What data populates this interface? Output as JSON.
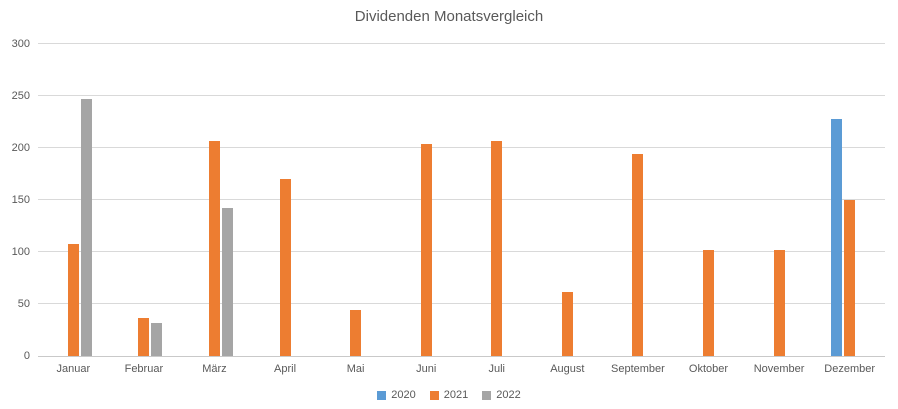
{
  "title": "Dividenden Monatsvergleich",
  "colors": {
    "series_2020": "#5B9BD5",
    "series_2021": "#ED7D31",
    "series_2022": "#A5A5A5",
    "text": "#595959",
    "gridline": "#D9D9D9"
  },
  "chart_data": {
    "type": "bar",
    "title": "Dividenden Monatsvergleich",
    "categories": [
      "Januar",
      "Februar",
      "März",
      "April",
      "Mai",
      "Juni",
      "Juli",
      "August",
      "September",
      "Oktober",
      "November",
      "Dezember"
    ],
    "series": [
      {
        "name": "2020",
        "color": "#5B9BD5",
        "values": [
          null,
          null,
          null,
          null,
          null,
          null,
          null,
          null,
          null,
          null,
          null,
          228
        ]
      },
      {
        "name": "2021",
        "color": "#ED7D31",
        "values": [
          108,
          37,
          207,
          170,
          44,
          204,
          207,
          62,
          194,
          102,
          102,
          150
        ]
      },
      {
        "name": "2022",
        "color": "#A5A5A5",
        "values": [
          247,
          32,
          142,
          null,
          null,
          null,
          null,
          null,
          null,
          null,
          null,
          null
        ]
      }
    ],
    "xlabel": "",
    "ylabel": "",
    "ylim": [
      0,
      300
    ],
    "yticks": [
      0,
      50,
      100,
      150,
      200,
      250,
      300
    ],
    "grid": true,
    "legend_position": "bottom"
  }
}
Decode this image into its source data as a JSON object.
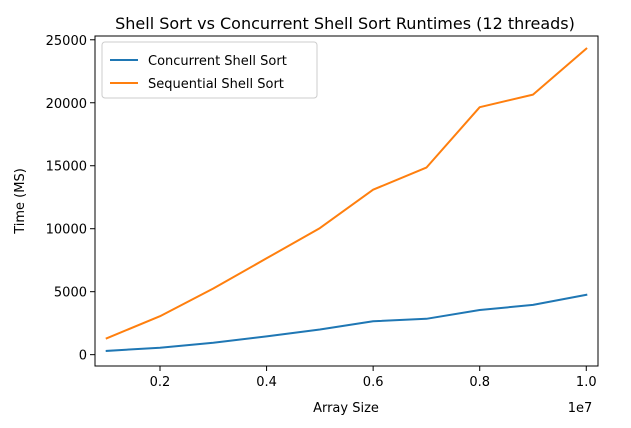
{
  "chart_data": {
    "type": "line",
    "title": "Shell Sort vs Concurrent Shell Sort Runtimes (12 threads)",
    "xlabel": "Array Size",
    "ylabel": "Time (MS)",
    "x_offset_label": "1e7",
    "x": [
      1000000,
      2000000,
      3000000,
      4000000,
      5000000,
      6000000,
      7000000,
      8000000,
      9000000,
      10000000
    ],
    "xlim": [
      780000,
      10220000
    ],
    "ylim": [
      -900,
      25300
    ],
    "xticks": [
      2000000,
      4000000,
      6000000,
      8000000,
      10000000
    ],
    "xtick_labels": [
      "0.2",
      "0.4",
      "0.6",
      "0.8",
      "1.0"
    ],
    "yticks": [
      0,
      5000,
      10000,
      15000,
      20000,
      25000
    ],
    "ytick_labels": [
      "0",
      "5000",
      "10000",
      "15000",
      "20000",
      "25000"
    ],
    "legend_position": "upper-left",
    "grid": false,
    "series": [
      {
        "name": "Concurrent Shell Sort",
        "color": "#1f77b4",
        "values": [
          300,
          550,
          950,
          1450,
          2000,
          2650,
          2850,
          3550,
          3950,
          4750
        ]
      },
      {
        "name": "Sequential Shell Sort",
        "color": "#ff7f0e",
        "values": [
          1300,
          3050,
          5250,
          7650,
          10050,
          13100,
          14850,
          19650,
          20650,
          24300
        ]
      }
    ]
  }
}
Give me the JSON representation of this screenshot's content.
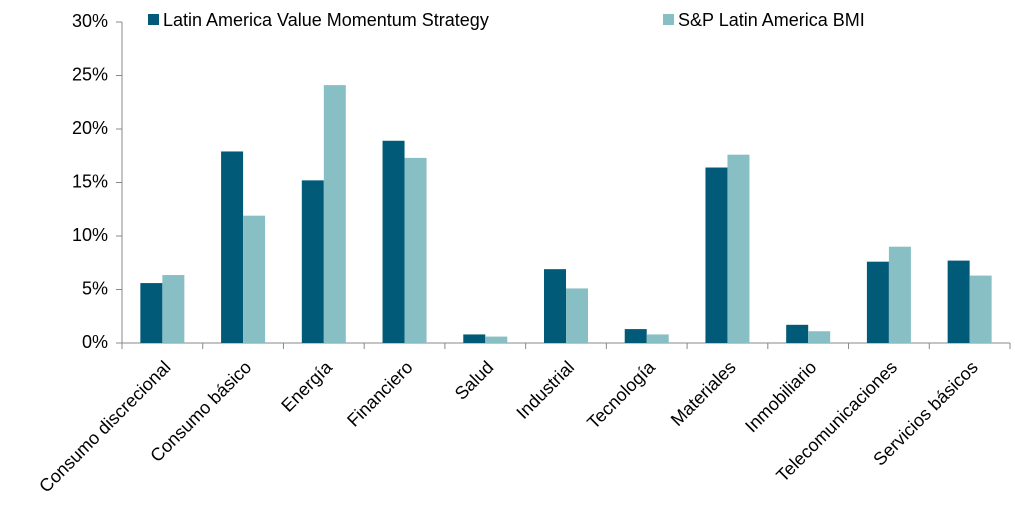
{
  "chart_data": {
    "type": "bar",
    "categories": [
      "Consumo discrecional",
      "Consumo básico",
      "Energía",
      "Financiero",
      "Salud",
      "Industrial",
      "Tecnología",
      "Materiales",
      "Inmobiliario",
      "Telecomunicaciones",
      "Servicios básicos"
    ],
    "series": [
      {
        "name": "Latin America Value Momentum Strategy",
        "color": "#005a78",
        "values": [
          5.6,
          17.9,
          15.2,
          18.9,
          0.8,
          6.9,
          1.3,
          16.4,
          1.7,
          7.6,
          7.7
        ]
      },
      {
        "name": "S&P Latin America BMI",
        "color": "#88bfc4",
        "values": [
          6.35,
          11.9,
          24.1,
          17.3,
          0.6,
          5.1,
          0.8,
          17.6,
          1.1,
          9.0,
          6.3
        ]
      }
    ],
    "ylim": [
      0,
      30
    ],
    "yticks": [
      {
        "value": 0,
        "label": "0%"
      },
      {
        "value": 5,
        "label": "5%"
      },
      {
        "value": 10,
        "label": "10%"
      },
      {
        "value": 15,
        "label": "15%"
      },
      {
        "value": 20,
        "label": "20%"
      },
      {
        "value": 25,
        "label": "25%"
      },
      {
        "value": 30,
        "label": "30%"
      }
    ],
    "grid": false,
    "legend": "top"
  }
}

Problem to work on:
Pick out each line containing "Sort" and report it.

Exercise response:
    "title": "Shell Sort vs Concurrent Shell Sort Runtimes (12 threads)",
        "name": "Concurrent Shell Sort",
        "name": "Sequential Shell Sort",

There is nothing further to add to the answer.